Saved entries
===============

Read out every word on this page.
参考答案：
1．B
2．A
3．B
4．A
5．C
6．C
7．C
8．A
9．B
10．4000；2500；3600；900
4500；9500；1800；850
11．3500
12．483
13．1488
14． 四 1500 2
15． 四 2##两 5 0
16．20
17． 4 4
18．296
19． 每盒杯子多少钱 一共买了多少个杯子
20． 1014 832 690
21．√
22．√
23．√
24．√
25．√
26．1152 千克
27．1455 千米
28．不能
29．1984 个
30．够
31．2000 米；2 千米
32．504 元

===============

- Given request
Make an exact copy of all the data.

- Task output
Read out every word on this page.
参考答案：
1．B
2．A
3．B
4．A
5．C
6．C
7．C
8．A
9．B
10．4000；2500；3600；900
4500；9500；1800；850
11．3500
12．483
13．1488
14． 四 1500 2
15． 四 2##两 5 0
16．20
17． 4 4
18．296
19． 每盒杯子多少钱 一共买了多少个杯子
20． 1014 832 690
21．√
22．√
23．√
24．√
25．√
26．1152 千克
27．1455 千米
28．不能
29．1984 个
30．够
31．2000 米；2 千米
32．504 元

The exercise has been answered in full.